◆ What is expected
Check each line for the word "忠诚干净担当" and report how many have it. Give nothing else.

++++ Data shown ++++

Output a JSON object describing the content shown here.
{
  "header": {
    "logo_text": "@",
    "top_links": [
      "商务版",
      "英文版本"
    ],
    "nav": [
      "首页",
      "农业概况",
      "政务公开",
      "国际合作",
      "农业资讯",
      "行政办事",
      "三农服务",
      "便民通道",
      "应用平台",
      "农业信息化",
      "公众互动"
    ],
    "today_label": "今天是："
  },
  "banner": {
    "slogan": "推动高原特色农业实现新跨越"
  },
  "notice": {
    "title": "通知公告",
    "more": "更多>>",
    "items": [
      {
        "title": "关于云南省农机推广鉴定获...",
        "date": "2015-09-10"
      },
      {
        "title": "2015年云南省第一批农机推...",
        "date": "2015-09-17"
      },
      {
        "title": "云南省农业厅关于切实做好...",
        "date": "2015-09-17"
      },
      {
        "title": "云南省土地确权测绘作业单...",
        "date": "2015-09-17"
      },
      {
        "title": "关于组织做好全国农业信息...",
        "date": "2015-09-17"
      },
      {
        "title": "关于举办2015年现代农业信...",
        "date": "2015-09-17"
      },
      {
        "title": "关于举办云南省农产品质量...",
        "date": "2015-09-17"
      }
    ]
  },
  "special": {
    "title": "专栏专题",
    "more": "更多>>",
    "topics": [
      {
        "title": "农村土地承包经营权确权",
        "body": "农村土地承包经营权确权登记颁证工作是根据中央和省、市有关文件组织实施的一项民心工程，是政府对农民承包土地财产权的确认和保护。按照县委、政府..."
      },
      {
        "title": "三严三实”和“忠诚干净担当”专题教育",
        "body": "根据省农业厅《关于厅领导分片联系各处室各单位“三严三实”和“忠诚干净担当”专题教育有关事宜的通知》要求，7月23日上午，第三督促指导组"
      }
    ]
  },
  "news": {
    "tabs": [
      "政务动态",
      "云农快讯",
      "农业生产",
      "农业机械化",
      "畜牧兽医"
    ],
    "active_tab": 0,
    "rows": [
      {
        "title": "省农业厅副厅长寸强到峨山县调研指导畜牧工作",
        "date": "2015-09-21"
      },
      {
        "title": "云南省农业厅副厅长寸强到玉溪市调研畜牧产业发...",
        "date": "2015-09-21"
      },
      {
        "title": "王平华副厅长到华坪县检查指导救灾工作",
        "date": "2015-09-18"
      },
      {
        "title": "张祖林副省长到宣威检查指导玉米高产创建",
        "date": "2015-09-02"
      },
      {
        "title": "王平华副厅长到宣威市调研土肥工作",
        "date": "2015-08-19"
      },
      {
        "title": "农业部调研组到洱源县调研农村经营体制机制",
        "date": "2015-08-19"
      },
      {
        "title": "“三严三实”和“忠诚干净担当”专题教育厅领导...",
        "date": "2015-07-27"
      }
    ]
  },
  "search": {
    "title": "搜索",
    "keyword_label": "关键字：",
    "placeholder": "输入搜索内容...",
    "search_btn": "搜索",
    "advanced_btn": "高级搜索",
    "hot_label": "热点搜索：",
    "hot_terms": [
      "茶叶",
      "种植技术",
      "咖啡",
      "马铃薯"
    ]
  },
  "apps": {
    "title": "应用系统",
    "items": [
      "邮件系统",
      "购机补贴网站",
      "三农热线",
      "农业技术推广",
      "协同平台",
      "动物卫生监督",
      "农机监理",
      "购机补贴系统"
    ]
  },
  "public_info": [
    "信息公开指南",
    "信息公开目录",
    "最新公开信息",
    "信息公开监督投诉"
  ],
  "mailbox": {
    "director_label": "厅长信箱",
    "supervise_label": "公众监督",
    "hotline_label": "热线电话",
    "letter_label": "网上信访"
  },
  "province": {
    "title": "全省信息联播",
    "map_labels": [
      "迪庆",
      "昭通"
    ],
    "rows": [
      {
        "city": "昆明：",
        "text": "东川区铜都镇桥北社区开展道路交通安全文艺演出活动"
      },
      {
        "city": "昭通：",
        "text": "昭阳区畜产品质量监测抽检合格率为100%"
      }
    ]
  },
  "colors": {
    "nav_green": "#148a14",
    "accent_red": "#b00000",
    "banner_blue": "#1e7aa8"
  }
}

++++

◆ Exercise output
3